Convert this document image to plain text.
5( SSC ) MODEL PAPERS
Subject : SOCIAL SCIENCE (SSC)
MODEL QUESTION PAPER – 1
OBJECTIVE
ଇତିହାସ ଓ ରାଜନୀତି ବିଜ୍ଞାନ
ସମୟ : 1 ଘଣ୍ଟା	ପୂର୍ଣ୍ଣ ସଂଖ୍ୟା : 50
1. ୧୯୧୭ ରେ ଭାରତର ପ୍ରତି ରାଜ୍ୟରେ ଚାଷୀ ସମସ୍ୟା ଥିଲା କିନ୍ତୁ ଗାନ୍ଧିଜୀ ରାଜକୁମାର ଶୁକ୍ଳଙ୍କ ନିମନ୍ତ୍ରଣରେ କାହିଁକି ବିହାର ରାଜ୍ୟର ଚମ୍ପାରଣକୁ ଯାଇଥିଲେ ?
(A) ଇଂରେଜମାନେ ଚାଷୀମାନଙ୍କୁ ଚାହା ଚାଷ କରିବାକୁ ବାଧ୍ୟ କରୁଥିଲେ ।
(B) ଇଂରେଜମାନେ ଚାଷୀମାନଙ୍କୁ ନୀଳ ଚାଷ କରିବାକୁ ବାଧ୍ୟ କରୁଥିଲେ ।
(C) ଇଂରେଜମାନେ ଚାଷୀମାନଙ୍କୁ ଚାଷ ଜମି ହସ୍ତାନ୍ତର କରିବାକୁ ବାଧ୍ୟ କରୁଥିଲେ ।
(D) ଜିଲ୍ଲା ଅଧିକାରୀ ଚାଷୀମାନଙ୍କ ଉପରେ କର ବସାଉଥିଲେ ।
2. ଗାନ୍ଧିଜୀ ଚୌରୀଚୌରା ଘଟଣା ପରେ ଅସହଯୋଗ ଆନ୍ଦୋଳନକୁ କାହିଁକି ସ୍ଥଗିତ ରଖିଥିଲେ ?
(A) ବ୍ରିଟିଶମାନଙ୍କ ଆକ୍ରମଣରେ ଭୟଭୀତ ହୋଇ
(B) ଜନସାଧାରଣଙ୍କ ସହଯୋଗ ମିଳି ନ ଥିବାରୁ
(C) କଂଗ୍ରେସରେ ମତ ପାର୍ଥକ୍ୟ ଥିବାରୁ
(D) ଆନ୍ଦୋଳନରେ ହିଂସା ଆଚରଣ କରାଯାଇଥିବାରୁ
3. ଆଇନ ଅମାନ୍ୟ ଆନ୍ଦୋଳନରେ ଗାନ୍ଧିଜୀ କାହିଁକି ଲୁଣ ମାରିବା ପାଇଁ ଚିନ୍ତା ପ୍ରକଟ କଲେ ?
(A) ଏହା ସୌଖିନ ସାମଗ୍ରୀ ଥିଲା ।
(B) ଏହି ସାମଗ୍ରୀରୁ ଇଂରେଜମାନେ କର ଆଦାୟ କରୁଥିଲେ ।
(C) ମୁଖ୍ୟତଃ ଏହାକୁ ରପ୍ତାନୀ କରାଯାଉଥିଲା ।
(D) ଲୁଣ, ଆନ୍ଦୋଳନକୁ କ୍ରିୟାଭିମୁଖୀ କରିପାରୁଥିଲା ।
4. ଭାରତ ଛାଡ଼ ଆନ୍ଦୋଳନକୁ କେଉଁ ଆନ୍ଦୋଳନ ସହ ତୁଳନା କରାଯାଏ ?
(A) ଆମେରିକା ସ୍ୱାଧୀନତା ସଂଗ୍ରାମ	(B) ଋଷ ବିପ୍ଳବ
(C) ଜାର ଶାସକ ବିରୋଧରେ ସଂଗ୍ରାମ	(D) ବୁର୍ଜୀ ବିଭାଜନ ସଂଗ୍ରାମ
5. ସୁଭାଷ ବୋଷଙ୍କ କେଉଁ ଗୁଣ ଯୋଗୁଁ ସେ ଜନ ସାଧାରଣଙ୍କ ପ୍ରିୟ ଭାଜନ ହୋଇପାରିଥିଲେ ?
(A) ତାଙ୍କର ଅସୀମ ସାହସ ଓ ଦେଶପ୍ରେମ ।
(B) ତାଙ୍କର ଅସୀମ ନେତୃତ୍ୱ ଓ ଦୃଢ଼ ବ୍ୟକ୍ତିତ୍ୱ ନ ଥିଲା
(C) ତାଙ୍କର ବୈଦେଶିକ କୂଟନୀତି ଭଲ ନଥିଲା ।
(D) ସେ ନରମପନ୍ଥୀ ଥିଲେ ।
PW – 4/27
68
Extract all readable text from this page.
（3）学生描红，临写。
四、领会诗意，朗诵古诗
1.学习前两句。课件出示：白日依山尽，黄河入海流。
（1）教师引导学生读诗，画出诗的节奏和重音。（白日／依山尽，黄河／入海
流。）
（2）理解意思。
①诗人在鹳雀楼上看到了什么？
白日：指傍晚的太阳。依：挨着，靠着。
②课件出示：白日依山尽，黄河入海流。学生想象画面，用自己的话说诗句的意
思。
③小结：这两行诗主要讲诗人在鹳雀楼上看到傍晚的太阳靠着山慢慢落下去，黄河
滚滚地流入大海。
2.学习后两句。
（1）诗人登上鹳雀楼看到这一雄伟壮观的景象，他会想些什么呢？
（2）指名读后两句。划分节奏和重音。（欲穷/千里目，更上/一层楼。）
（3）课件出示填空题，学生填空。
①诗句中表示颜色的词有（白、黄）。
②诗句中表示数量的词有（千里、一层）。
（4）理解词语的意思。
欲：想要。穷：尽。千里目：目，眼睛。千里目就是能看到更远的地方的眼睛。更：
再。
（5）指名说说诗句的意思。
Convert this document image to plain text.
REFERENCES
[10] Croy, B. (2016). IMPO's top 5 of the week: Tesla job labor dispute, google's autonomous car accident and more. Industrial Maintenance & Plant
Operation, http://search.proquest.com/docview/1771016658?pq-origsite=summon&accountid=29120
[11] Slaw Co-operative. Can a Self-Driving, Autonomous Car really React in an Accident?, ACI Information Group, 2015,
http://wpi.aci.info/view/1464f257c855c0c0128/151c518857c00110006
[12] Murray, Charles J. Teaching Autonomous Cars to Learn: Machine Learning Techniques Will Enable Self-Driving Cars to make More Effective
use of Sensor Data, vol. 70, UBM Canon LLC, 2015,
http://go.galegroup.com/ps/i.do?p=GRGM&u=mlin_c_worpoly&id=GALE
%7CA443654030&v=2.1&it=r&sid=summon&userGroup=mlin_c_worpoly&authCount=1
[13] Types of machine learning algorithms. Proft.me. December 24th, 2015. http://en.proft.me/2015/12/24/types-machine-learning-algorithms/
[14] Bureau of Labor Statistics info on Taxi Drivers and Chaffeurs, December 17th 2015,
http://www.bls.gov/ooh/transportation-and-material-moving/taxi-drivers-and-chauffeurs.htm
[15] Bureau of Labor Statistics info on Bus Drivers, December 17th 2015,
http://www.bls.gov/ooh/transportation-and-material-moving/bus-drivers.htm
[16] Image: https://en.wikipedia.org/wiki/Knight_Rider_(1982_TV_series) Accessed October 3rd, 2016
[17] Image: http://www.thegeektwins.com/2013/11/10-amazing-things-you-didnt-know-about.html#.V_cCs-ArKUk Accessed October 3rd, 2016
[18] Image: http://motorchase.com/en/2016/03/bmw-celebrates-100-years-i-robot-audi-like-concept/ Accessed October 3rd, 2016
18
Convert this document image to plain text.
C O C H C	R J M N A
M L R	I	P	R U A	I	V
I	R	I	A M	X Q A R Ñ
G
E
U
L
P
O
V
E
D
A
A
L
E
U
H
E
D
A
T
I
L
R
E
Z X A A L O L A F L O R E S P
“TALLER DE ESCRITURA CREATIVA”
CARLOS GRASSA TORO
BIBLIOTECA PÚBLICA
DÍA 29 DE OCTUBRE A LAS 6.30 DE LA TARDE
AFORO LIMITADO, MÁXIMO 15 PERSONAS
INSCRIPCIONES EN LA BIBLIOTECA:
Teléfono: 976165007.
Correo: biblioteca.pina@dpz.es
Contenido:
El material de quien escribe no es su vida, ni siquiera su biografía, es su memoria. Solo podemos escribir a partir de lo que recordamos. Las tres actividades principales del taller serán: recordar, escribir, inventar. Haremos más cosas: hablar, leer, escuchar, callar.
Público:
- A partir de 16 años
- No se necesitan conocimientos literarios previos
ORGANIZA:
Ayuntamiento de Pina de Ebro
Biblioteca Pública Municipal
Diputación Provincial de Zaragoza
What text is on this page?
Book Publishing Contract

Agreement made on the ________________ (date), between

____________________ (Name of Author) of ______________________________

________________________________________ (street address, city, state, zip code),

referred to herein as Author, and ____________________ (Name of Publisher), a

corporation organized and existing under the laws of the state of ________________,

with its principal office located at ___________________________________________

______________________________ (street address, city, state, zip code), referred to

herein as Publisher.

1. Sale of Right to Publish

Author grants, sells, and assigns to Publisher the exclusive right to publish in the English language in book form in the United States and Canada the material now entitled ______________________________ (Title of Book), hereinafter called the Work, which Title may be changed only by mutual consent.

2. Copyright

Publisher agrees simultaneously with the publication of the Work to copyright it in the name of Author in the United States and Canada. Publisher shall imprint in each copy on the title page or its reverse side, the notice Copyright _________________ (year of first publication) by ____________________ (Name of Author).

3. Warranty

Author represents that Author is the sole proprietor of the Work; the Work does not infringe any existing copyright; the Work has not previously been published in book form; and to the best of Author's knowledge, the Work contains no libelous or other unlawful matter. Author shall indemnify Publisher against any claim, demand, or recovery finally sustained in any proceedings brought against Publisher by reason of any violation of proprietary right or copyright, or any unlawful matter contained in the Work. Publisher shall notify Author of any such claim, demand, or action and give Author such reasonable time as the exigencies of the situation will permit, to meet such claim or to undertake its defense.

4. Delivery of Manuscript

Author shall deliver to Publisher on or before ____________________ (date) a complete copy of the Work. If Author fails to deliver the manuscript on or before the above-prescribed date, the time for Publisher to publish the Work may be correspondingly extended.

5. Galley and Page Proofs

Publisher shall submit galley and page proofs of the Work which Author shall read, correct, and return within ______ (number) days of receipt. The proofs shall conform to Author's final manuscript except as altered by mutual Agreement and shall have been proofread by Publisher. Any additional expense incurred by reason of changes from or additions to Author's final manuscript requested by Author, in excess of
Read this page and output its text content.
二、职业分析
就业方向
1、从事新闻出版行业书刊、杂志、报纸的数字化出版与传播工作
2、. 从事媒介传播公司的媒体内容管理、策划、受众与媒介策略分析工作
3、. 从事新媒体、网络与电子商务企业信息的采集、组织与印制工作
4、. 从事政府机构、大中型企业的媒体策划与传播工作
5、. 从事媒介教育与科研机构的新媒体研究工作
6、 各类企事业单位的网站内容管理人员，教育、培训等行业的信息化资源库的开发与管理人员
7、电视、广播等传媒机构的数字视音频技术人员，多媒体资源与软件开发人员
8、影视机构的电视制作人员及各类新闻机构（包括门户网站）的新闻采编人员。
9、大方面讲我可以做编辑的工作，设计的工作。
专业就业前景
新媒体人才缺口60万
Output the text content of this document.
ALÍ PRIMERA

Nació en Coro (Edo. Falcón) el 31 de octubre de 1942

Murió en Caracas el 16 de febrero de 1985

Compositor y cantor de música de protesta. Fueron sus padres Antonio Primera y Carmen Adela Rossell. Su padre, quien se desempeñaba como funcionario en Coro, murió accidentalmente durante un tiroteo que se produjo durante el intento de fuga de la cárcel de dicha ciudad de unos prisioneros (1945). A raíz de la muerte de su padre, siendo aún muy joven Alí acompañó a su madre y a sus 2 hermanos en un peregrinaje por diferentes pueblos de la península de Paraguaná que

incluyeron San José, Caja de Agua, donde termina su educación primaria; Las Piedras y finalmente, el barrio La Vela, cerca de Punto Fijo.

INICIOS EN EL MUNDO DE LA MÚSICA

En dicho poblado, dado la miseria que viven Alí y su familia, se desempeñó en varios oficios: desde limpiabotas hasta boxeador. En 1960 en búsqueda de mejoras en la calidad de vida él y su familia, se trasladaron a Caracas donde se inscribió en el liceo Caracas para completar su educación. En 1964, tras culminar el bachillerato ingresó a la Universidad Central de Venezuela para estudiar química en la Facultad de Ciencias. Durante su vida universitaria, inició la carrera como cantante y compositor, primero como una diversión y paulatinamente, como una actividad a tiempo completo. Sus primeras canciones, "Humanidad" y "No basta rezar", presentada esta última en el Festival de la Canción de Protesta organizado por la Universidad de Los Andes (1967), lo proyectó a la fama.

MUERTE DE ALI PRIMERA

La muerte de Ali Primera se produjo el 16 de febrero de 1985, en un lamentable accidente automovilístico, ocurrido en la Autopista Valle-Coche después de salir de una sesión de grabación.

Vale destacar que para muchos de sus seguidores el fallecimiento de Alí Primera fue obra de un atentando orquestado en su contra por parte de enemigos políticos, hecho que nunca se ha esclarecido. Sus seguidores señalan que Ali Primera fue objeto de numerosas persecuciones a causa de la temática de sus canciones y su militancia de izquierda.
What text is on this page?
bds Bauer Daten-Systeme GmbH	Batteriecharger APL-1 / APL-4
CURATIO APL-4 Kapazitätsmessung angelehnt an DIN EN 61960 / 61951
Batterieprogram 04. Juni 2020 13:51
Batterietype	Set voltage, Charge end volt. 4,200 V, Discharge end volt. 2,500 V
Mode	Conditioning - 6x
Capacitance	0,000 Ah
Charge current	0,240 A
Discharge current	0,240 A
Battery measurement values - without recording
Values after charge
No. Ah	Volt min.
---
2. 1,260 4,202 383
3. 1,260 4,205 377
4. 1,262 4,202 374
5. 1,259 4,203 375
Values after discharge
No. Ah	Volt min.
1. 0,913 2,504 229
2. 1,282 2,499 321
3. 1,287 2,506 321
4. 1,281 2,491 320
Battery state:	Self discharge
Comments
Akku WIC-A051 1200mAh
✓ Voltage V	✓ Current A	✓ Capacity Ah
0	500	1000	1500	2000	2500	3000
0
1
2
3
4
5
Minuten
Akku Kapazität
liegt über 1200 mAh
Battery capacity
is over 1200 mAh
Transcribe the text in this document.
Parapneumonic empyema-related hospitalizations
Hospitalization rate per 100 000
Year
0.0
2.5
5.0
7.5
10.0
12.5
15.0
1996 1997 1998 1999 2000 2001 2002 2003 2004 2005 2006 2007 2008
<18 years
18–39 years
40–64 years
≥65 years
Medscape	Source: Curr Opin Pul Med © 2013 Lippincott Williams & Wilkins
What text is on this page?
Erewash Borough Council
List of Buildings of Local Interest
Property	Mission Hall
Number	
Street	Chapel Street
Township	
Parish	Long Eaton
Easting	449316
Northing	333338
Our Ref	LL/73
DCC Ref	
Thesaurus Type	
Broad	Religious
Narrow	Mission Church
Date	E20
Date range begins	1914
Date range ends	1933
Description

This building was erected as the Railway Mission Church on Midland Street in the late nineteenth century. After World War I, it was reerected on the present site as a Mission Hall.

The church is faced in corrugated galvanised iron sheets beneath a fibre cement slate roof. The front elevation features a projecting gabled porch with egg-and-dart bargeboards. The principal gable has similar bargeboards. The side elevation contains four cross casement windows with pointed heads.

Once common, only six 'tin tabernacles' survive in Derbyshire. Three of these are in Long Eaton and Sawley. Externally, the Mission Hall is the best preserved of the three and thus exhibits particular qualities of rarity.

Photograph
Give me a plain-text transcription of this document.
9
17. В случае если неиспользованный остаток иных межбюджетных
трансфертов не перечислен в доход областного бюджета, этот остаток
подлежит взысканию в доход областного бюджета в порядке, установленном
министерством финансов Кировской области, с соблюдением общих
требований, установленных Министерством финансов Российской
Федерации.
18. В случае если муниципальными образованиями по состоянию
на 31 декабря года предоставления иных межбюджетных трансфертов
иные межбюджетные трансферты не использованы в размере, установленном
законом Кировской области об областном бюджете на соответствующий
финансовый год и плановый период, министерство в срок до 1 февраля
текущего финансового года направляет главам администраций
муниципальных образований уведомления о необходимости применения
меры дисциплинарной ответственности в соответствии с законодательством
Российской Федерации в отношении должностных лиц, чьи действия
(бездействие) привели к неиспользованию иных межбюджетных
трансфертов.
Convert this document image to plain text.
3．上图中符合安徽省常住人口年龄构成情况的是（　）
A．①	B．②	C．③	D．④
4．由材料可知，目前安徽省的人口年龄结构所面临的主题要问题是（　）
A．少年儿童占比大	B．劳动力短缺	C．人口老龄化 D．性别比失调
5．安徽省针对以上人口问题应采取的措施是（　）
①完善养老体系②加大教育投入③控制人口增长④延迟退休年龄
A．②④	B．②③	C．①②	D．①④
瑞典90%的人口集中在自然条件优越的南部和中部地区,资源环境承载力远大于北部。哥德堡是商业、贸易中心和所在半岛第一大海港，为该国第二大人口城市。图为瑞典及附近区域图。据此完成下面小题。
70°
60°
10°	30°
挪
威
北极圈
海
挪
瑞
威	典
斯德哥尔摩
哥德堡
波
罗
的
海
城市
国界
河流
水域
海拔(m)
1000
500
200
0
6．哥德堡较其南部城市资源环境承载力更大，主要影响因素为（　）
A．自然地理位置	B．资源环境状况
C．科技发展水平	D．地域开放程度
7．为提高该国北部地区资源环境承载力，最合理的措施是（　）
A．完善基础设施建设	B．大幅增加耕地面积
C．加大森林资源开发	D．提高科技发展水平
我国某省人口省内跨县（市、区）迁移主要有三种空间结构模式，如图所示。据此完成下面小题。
──────────────────────────────
- Goal:
Find all lines holding the string "Driving" and copy them.

- Solution for this exercise:
[11] Slaw Co-operative. Can a Self-Driving, Autonomous Car really React in an Accident?, ACI Information Group, 2015,
[12] Murray, Charles J. Teaching Autonomous Cars to Learn: Machine Learning Techniques Will Enable Self-Driving Cars to make More Effective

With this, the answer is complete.